Dans l'entretien ci-dessous, quelle fonction Koen Geens occupe-t-il ?

** Extrait du texte **
# # # # #

«Pour la première fois depuis 1945, la classe moyenne a peur de perdre» (Interview Koen Geens-Frans Timmermans)

le samedi 03 octobre 2015 07:27 Le Soir

Le numéro 2 de la Commission veut rendre la situation «plus gérable pour l'Europe».

Koen Geens invite à ne pas oublier les leçons des années 1930.

ENTRETIEN

L'islamophobie et l'antisémitisme gagnent du terrain en Europe. Face à ce constat (dressé par l'Eurobaromètre 2015 sur la discrimination, lire Le Soir de vendredi), Frans Timmermans, le vice-président de la Commission européenne et commissaire en charge des droits fondamentaux, opte pour le dialogue. Ces jeudi et vendredi, il présidait le premier colloque de la Commission sur la question. Parmi les intervenants: Koen Geens (CD&V), ministre de la Justice. (LE SOIR)

Etes-vous étonnés de l'augmentation de l'islamophobie?

Frans Timmermans … et de l'antisémitisme. Non, c'est lié à la réaction traditionnelle des Européens en période de crise: on blâme les minorités pour tous les problèmes. Dont les Juifs et les musulmans. Quand on se sent menacé, on cherche une protection au sein de son groupe, et on voit les autres groupes comme des menaces. C'est comme ça depuis la préhistoire! Autre phénomène typique: l'homme, quand il a peur, cherche à conforter ses peurs, pas à se rassurer. Voilà pourquoi les politiques ont la responsabilité de ne surtout pas culpabiliser les citoyens mais de lutter contre les stéréotypes et de chercher des solutions pour qu'ils surmontent leurs peurs. Aujourd'hui, l'avenir de l'Europe est positif: au niveau économique, sociétal, démographique…

Koen Geens Je ne suis pas étonné que des personnes s'opposent aux autres religions, qu'elles aient des réactions hostiles. C'est un peu dans notre génétique… Mais ce n'est pas une raison pour abandonner, tant le défi est grand. L'antisémitisme et l'islamophobie ont des points communs. Il faut lutter contre les deux. Avec du respect mutuel, ce qui est aussi la volonté des autorités religieuses belges, qui ont un rôle important à jouer à l'égard de leurs communautés. L'heure doit être à l'apaisement, pas à la polarisation.

# # # # #

** Enregistrements **
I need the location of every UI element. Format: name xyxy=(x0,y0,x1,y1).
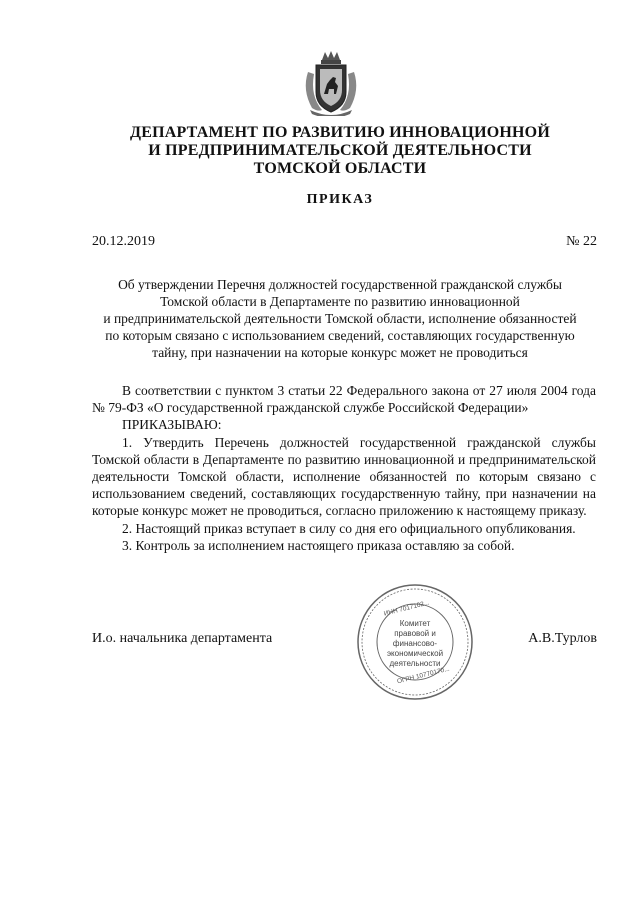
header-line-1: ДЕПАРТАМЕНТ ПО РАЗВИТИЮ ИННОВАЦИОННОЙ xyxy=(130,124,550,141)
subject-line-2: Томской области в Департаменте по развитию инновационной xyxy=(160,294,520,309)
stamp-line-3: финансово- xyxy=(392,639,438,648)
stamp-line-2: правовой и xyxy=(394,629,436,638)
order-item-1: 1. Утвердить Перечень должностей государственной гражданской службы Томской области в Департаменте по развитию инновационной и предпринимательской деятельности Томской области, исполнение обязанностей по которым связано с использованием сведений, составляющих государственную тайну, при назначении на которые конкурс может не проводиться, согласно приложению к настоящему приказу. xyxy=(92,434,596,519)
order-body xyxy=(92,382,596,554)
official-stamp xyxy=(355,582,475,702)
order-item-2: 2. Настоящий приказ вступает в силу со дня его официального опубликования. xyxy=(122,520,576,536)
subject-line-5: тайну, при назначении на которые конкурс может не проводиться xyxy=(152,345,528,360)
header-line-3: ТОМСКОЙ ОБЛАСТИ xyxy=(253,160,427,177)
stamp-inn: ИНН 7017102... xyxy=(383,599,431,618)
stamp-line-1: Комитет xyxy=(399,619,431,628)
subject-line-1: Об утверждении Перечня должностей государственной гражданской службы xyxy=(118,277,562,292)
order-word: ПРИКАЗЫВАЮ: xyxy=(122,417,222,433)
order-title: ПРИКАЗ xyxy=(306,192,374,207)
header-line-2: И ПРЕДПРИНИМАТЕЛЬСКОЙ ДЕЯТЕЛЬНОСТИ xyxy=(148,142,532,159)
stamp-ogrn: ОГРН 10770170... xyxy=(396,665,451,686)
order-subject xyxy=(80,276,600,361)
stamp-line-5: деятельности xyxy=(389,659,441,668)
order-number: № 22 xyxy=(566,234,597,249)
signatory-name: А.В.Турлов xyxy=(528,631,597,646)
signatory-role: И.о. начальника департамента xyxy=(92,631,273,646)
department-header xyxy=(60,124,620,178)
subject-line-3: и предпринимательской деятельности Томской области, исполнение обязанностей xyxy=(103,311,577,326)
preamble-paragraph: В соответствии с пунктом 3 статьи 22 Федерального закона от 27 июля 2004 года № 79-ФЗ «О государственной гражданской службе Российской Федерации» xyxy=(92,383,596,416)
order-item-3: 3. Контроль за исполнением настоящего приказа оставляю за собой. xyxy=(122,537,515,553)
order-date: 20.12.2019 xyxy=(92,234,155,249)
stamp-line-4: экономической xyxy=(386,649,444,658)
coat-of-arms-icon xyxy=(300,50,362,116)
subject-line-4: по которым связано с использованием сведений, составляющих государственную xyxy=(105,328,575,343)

# # # # #

** Corrigé **
Il est ministre de la Justice.